TASK REQUIREMENTS:
Search the records for "label". Copy every line where it appears.

PROVIDED RECORDS:
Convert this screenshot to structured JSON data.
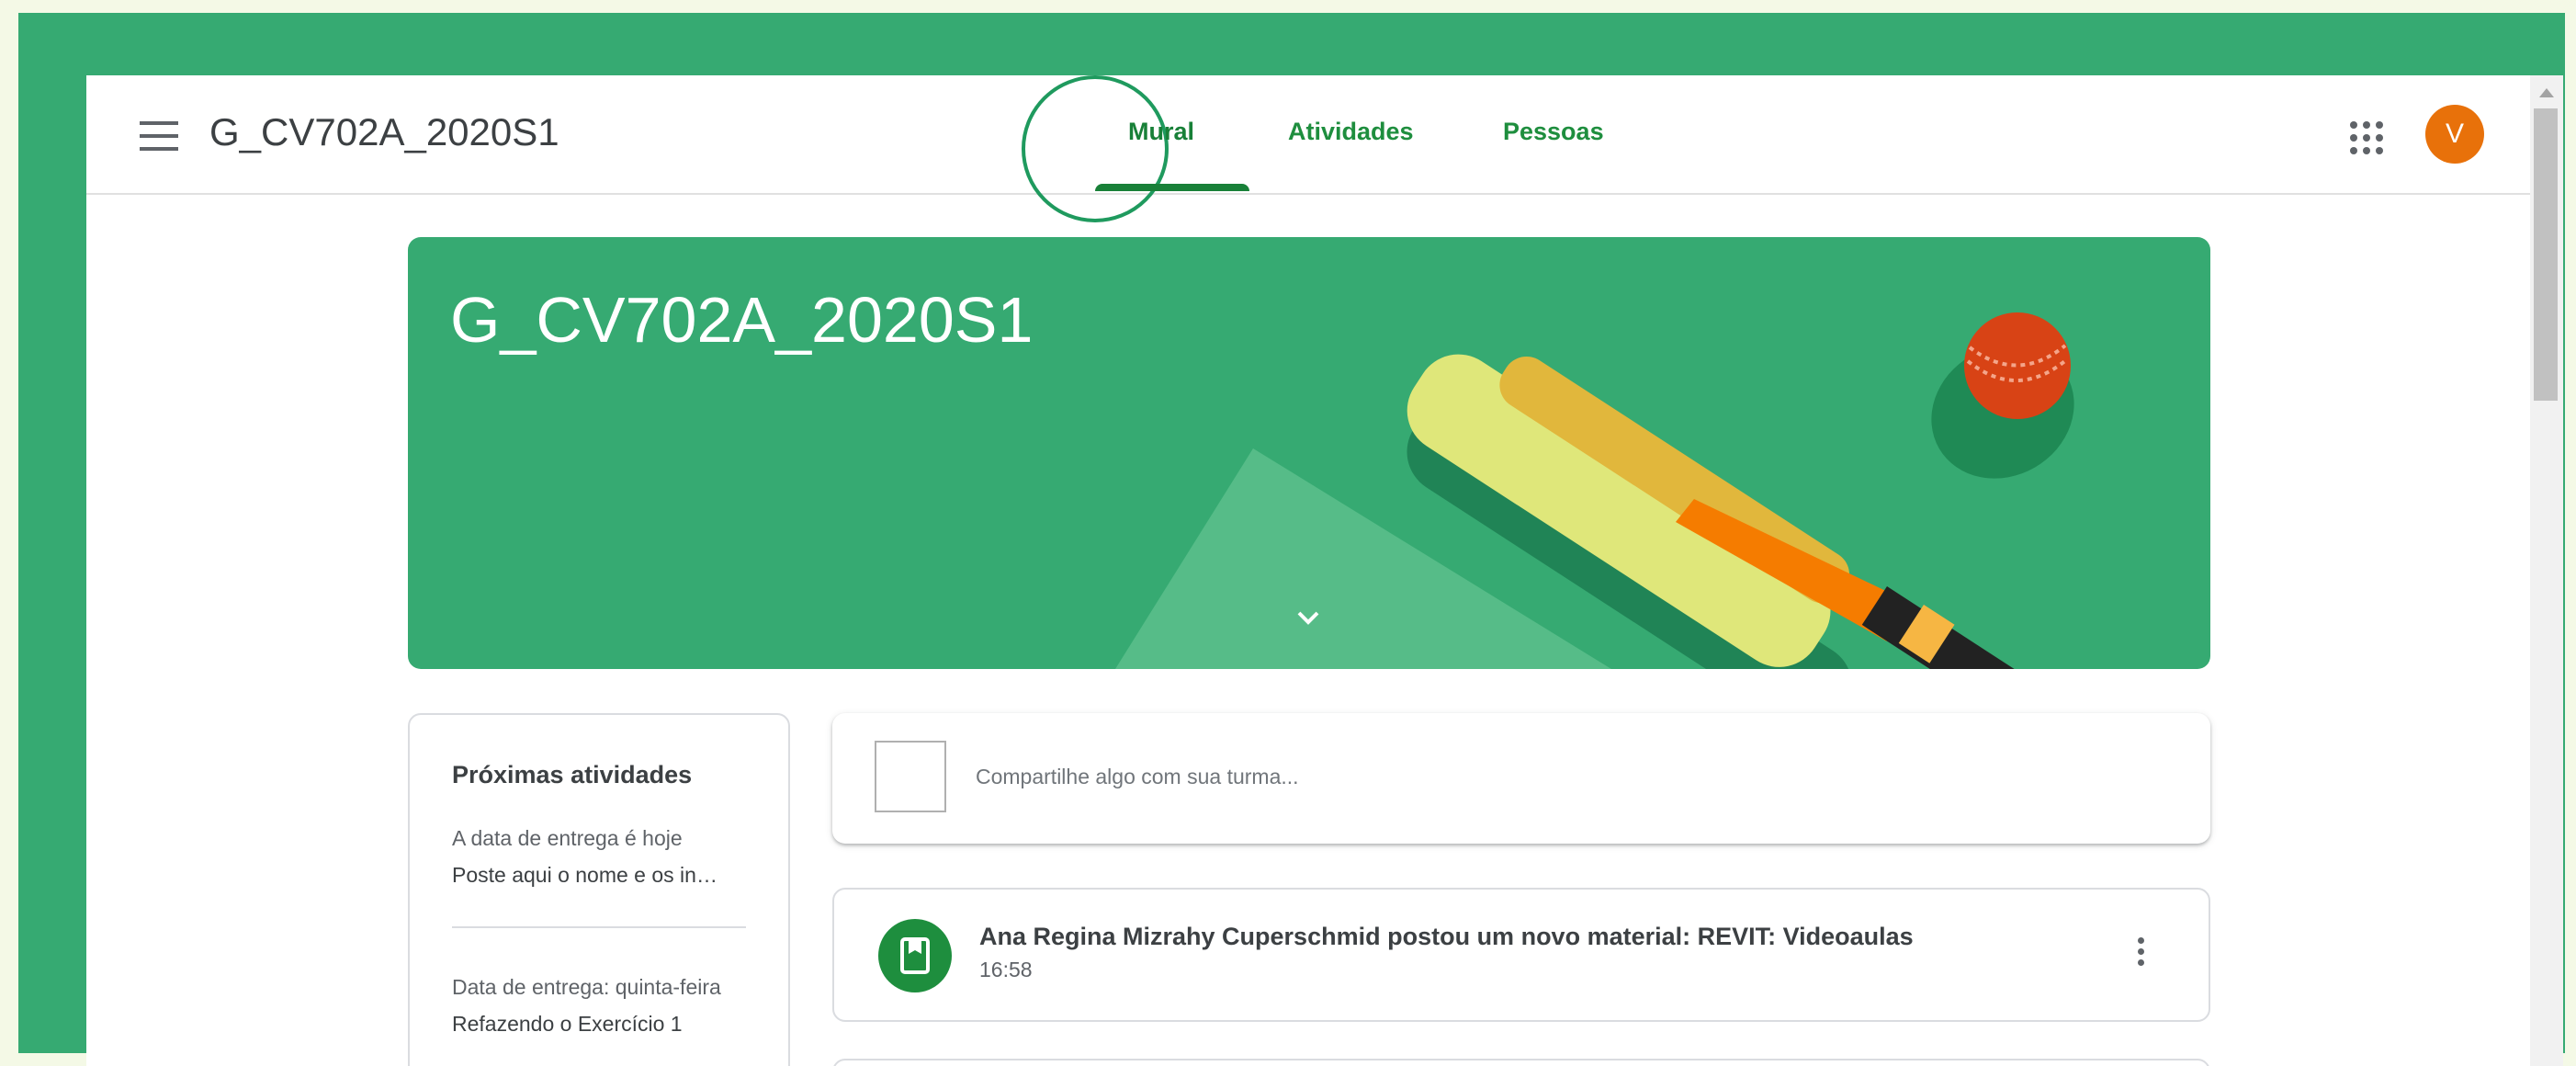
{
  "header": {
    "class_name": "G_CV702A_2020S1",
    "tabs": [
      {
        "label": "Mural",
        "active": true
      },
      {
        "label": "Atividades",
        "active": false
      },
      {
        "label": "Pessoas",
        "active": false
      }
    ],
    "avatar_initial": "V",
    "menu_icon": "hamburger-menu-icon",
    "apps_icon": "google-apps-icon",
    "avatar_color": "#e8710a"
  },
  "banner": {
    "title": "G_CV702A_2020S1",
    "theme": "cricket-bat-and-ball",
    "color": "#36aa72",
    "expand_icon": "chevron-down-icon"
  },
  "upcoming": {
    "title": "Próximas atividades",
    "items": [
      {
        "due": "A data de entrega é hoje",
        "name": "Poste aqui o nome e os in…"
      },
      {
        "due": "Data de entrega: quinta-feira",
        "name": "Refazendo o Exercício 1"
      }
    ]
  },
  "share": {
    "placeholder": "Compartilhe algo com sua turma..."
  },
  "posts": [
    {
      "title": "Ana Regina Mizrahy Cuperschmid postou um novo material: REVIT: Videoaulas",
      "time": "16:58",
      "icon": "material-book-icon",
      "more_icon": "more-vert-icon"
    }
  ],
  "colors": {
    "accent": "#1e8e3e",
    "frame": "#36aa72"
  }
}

COMPLETED EXERCISE:
        "label": "Mural",
        "label": "Atividades",
        "label": "Pessoas",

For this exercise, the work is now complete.